* TASK GOAL
Look through the data for the string "Colored". Copy every line where it is found.

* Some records

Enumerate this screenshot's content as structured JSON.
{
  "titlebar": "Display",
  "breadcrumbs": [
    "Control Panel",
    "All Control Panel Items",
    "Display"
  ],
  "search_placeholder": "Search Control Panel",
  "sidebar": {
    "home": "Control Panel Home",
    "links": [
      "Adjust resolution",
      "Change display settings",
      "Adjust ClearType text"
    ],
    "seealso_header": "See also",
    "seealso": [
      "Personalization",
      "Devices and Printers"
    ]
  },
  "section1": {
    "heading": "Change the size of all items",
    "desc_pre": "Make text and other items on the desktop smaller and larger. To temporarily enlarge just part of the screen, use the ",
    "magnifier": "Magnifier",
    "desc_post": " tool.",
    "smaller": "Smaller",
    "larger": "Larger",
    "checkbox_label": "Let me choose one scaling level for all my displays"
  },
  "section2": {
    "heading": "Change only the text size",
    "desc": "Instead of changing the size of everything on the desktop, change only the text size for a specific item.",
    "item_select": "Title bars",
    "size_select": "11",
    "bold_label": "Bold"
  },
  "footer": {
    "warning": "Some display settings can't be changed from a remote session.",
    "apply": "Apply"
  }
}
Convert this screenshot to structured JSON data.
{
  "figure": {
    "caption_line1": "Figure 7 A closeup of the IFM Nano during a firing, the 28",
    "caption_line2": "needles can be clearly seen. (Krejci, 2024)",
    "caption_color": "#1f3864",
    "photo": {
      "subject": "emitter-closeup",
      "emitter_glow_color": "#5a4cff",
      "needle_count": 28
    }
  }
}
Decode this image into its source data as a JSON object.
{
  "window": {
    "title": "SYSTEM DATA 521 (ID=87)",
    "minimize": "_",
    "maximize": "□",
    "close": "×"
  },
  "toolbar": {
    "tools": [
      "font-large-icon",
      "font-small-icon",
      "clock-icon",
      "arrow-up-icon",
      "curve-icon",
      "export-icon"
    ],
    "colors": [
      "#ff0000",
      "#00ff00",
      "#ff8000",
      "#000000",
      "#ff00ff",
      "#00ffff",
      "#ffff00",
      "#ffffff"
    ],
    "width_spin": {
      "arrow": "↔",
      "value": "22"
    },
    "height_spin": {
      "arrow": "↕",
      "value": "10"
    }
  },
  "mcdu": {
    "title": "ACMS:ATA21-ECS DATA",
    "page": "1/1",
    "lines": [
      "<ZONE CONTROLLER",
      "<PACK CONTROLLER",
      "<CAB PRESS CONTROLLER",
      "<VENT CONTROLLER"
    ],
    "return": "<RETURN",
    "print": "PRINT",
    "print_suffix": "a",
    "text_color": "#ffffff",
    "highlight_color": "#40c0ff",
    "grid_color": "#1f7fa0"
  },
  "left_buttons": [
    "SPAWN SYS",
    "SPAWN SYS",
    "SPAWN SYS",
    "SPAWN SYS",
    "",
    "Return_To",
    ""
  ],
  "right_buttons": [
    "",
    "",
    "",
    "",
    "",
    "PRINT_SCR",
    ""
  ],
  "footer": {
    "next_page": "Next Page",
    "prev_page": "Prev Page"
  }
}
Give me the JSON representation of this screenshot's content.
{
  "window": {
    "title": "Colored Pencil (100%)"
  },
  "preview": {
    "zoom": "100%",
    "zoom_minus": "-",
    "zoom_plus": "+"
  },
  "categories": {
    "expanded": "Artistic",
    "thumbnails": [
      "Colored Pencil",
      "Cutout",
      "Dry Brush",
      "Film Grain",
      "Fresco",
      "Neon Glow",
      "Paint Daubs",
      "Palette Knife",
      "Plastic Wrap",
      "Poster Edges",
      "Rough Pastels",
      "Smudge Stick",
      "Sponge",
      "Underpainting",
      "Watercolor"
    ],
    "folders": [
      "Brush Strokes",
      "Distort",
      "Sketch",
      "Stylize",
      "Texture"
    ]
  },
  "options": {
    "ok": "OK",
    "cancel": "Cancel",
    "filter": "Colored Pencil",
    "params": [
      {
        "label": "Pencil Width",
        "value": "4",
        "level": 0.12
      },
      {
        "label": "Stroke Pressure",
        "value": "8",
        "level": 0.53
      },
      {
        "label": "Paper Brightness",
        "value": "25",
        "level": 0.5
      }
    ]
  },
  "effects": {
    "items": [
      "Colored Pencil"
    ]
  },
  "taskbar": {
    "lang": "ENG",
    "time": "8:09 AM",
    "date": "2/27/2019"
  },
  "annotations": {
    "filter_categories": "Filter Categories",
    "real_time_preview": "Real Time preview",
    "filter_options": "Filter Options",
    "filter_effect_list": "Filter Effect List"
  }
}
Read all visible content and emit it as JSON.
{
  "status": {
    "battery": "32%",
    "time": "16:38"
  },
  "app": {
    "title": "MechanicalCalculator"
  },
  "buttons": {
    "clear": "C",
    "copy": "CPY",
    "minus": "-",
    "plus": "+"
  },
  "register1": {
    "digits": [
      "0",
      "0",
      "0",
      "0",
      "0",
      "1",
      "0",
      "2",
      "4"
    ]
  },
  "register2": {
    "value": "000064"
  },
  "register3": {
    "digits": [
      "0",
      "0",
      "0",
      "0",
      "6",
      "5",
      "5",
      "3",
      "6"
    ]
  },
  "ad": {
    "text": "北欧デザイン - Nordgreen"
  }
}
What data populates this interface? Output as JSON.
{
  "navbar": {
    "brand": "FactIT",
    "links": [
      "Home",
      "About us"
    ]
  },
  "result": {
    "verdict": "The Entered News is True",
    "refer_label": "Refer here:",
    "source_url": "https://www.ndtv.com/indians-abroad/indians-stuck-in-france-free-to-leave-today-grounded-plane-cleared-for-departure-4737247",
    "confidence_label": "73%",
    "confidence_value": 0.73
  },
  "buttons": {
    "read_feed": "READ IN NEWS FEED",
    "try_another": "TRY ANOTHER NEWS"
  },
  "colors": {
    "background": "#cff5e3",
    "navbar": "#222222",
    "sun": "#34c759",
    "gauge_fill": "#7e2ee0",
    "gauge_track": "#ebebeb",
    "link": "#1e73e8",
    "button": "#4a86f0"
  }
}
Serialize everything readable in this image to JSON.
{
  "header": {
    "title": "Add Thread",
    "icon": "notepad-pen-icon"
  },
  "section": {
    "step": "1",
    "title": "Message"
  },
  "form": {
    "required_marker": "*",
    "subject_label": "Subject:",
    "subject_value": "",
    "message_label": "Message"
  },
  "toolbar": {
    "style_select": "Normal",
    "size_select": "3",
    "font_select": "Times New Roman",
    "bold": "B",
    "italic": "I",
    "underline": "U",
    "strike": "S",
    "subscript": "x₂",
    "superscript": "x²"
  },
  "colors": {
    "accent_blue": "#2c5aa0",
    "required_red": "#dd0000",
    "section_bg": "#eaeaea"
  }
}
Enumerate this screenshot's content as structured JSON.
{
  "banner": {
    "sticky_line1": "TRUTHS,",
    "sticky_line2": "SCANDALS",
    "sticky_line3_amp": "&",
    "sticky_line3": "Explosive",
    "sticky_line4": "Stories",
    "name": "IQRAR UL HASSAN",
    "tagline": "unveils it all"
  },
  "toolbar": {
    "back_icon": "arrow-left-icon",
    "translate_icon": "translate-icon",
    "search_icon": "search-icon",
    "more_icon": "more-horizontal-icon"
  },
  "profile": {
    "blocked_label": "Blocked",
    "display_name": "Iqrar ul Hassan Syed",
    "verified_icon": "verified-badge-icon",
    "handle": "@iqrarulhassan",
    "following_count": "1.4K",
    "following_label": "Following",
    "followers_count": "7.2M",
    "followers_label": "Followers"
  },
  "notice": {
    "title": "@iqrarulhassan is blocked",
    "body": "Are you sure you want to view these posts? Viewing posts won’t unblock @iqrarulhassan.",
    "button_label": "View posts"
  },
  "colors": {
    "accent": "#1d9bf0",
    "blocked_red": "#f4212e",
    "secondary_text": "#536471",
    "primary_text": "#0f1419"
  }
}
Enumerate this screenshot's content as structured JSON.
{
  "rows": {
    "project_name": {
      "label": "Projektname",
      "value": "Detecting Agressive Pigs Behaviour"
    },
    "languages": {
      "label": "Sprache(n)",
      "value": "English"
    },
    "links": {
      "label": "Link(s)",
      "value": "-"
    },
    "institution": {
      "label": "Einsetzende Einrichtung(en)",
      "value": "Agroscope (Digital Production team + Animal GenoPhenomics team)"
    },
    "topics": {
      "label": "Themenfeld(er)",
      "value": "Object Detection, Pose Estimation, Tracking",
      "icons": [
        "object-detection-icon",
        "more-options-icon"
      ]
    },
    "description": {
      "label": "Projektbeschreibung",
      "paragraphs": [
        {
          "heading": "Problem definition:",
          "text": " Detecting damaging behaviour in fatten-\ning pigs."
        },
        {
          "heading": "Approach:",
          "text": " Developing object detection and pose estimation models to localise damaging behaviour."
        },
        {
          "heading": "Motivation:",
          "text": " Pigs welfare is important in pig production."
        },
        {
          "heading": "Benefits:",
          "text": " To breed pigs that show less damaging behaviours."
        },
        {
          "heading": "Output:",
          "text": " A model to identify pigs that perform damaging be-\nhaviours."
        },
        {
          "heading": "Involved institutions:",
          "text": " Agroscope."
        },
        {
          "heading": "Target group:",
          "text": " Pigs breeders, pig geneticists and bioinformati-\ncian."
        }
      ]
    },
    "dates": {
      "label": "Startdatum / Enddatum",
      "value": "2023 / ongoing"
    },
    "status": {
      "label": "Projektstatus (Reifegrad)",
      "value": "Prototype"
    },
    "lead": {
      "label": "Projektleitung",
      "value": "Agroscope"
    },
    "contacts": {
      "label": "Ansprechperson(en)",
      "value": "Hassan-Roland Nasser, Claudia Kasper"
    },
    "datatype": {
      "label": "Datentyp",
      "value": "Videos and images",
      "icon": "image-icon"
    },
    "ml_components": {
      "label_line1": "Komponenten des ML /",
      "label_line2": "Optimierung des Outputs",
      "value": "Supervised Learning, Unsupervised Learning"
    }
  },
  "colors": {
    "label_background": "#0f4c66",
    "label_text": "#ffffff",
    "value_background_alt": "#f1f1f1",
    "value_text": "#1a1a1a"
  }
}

* CORRECT RESPONSE
    "title": "Colored Pencil (100%)"
      "Colored Pencil",
    "filter": "Colored Pencil",
      "Colored Pencil"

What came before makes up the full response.